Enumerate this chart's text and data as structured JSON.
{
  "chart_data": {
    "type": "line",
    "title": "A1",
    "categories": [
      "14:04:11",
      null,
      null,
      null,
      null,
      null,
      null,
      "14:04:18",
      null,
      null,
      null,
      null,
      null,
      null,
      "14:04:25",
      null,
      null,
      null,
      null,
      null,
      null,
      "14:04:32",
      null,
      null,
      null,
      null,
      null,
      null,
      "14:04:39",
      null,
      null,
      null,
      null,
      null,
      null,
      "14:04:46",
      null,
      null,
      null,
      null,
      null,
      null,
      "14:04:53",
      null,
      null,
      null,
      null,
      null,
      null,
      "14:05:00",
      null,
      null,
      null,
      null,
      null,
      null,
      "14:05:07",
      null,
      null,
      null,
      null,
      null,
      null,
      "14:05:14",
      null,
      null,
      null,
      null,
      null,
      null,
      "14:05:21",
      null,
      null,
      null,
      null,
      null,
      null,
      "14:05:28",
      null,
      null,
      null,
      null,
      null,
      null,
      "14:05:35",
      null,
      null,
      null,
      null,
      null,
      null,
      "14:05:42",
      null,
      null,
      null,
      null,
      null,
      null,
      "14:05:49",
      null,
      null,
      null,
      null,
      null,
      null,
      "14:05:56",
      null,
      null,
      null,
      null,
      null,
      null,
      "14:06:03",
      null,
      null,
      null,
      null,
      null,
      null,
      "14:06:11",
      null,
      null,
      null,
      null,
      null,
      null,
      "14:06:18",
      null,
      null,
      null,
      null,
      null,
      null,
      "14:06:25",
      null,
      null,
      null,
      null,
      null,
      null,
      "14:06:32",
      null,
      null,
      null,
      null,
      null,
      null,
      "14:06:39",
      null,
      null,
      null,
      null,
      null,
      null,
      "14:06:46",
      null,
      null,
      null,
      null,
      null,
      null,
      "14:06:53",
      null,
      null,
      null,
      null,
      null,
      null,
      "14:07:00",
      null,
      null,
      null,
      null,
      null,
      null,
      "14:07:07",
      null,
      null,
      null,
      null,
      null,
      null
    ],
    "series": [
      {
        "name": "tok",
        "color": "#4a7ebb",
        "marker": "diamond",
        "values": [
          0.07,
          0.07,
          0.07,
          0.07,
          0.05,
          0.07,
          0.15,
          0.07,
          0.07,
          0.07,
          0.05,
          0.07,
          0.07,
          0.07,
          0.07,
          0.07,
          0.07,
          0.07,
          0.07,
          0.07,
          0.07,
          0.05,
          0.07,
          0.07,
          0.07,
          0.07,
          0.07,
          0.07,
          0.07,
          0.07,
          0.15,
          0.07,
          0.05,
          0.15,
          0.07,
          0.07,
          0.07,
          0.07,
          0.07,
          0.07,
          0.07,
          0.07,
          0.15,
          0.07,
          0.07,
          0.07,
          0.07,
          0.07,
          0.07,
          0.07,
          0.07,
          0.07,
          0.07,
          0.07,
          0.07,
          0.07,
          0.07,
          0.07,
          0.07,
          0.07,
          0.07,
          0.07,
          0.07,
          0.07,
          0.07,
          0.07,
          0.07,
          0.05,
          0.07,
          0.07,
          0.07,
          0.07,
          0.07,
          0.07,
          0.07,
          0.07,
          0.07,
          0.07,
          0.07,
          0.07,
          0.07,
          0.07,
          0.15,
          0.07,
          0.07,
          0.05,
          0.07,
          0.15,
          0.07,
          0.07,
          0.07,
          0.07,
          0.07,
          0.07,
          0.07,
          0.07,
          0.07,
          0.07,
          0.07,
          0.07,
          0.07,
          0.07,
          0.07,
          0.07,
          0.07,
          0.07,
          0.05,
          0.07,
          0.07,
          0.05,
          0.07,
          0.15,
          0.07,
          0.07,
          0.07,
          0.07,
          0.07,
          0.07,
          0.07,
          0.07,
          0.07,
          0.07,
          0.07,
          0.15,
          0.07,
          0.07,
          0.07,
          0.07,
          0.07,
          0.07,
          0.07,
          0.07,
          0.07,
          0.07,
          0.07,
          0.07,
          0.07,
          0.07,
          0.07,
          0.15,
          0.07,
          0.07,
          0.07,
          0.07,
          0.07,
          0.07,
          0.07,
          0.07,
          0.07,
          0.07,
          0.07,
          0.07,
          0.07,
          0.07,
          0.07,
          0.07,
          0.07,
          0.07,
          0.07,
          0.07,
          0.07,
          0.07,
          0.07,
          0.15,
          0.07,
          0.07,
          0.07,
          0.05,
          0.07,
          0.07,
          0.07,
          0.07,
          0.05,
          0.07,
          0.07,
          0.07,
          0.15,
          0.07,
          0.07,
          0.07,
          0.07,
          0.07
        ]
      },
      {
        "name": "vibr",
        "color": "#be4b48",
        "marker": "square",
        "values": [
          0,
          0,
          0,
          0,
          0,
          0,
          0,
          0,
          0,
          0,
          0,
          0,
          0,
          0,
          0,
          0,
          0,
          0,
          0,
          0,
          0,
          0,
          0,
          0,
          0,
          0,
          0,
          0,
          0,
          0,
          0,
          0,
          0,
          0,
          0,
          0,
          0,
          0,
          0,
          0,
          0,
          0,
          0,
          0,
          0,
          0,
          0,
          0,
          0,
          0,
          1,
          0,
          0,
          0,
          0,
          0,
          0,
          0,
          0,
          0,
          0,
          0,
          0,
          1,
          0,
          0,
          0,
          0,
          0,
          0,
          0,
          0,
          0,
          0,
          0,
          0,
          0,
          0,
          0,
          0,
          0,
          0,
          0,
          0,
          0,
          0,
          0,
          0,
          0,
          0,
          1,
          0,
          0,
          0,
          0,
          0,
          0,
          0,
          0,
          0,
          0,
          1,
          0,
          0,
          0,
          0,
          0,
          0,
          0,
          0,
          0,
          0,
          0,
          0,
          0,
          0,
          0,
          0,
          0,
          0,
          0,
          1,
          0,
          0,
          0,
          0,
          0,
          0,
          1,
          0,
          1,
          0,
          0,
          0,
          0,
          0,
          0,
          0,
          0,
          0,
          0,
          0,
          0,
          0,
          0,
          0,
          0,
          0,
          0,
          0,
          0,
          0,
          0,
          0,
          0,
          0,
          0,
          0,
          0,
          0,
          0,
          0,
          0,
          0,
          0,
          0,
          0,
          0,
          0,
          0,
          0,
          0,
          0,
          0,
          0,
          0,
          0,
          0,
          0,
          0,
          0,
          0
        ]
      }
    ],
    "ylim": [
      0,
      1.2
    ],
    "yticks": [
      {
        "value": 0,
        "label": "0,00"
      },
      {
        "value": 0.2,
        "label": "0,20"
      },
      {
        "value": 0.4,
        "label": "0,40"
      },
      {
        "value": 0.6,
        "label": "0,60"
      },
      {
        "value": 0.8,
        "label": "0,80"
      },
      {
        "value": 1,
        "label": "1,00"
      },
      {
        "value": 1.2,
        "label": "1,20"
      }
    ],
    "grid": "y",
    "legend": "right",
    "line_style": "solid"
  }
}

■ ■ ■ ■ ■

Task to complete => Reproduce the listing shown above in its entirety, exactly.

Task solution =>
Enumerate this chart's text and data as structured JSON.
{
  "chart_data": {
    "type": "line",
    "title": "A1",
    "categories": [
      "14:04:11",
      null,
      null,
      null,
      null,
      null,
      null,
      "14:04:18",
      null,
      null,
      null,
      null,
      null,
      null,
      "14:04:25",
      null,
      null,
      null,
      null,
      null,
      null,
      "14:04:32",
      null,
      null,
      null,
      null,
      null,
      null,
      "14:04:39",
      null,
      null,
      null,
      null,
      null,
      null,
      "14:04:46",
      null,
      null,
      null,
      null,
      null,
      null,
      "14:04:53",
      null,
      null,
      null,
      null,
      null,
      null,
      "14:05:00",
      null,
      null,
      null,
      null,
      null,
      null,
      "14:05:07",
      null,
      null,
      null,
      null,
      null,
      null,
      "14:05:14",
      null,
      null,
      null,
      null,
      null,
      null,
      "14:05:21",
      null,
      null,
      null,
      null,
      null,
      null,
      "14:05:28",
      null,
      null,
      null,
      null,
      null,
      null,
      "14:05:35",
      null,
      null,
      null,
      null,
      null,
      null,
      "14:05:42",
      null,
      null,
      null,
      null,
      null,
      null,
      "14:05:49",
      null,
      null,
      null,
      null,
      null,
      null,
      "14:05:56",
      null,
      null,
      null,
      null,
      null,
      null,
      "14:06:03",
      null,
      null,
      null,
      null,
      null,
      null,
      "14:06:11",
      null,
      null,
      null,
      null,
      null,
      null,
      "14:06:18",
      null,
      null,
      null,
      null,
      null,
      null,
      "14:06:25",
      null,
      null,
      null,
      null,
      null,
      null,
      "14:06:32",
      null,
      null,
      null,
      null,
      null,
      null,
      "14:06:39",
      null,
      null,
      null,
      null,
      null,
      null,
      "14:06:46",
      null,
      null,
      null,
      null,
      null,
      null,
      "14:06:53",
      null,
      null,
      null,
      null,
      null,
      null,
      "14:07:00",
      null,
      null,
      null,
      null,
      null,
      null,
      "14:07:07",
      null,
      null,
      null,
      null,
      null,
      null
    ],
    "series": [
      {
        "name": "tok",
        "color": "#4a7ebb",
        "marker": "diamond",
        "values": [
          0.07,
          0.07,
          0.07,
          0.07,
          0.05,
          0.07,
          0.15,
          0.07,
          0.07,
          0.07,
          0.05,
          0.07,
          0.07,
          0.07,
          0.07,
          0.07,
          0.07,
          0.07,
          0.07,
          0.07,
          0.07,
          0.05,
          0.07,
          0.07,
          0.07,
          0.07,
          0.07,
          0.07,
          0.07,
          0.07,
          0.15,
          0.07,
          0.05,
          0.15,
          0.07,
          0.07,
          0.07,
          0.07,
          0.07,
          0.07,
          0.07,
          0.07,
          0.15,
          0.07,
          0.07,
          0.07,
          0.07,
          0.07,
          0.07,
          0.07,
          0.07,
          0.07,
          0.07,
          0.07,
          0.07,
          0.07,
          0.07,
          0.07,
          0.07,
          0.07,
          0.07,
          0.07,
          0.07,
          0.07,
          0.07,
          0.07,
          0.07,
          0.05,
          0.07,
          0.07,
          0.07,
          0.07,
          0.07,
          0.07,
          0.07,
          0.07,
          0.07,
          0.07,
          0.07,
          0.07,
          0.07,
          0.07,
          0.15,
          0.07,
          0.07,
          0.05,
          0.07,
          0.15,
          0.07,
          0.07,
          0.07,
          0.07,
          0.07,
          0.07,
          0.07,
          0.07,
          0.07,
          0.07,
          0.07,
          0.07,
          0.07,
          0.07,
          0.07,
          0.07,
          0.07,
          0.07,
          0.05,
          0.07,
          0.07,
          0.05,
          0.07,
          0.15,
          0.07,
          0.07,
          0.07,
          0.07,
          0.07,
          0.07,
          0.07,
          0.07,
          0.07,
          0.07,
          0.07,
          0.15,
          0.07,
          0.07,
          0.07,
          0.07,
          0.07,
          0.07,
          0.07,
          0.07,
          0.07,
          0.07,
          0.07,
          0.07,
          0.07,
          0.07,
          0.07,
          0.15,
          0.07,
          0.07,
          0.07,
          0.07,
          0.07,
          0.07,
          0.07,
          0.07,
          0.07,
          0.07,
          0.07,
          0.07,
          0.07,
          0.07,
          0.07,
          0.07,
          0.07,
          0.07,
          0.07,
          0.07,
          0.07,
          0.07,
          0.07,
          0.15,
          0.07,
          0.07,
          0.07,
          0.05,
          0.07,
          0.07,
          0.07,
          0.07,
          0.05,
          0.07,
          0.07,
          0.07,
          0.15,
          0.07,
          0.07,
          0.07,
          0.07,
          0.07
        ]
      },
      {
        "name": "vibr",
        "color": "#be4b48",
        "marker": "square",
        "values": [
          0,
          0,
          0,
          0,
          0,
          0,
          0,
          0,
          0,
          0,
          0,
          0,
          0,
          0,
          0,
          0,
          0,
          0,
          0,
          0,
          0,
          0,
          0,
          0,
          0,
          0,
          0,
          0,
          0,
          0,
          0,
          0,
          0,
          0,
          0,
          0,
          0,
          0,
          0,
          0,
          0,
          0,
          0,
          0,
          0,
          0,
          0,
          0,
          0,
          0,
          1,
          0,
          0,
          0,
          0,
          0,
          0,
          0,
          0,
          0,
          0,
          0,
          0,
          1,
          0,
          0,
          0,
          0,
          0,
          0,
          0,
          0,
          0,
          0,
          0,
          0,
          0,
          0,
          0,
          0,
          0,
          0,
          0,
          0,
          0,
          0,
          0,
          0,
          0,
          0,
          1,
          0,
          0,
          0,
          0,
          0,
          0,
          0,
          0,
          0,
          0,
          1,
          0,
          0,
          0,
          0,
          0,
          0,
          0,
          0,
          0,
          0,
          0,
          0,
          0,
          0,
          0,
          0,
          0,
          0,
          0,
          1,
          0,
          0,
          0,
          0,
          0,
          0,
          1,
          0,
          1,
          0,
          0,
          0,
          0,
          0,
          0,
          0,
          0,
          0,
          0,
          0,
          0,
          0,
          0,
          0,
          0,
          0,
          0,
          0,
          0,
          0,
          0,
          0,
          0,
          0,
          0,
          0,
          0,
          0,
          0,
          0,
          0,
          0,
          0,
          0,
          0,
          0,
          0,
          0,
          0,
          0,
          0,
          0,
          0,
          0,
          0,
          0,
          0,
          0,
          0,
          0
        ]
      }
    ],
    "ylim": [
      0,
      1.2
    ],
    "yticks": [
      {
        "value": 0,
        "label": "0,00"
      },
      {
        "value": 0.2,
        "label": "0,20"
      },
      {
        "value": 0.4,
        "label": "0,40"
      },
      {
        "value": 0.6,
        "label": "0,60"
      },
      {
        "value": 0.8,
        "label": "0,80"
      },
      {
        "value": 1,
        "label": "1,00"
      },
      {
        "value": 1.2,
        "label": "1,20"
      }
    ],
    "grid": "y",
    "legend": "right",
    "line_style": "solid"
  }
}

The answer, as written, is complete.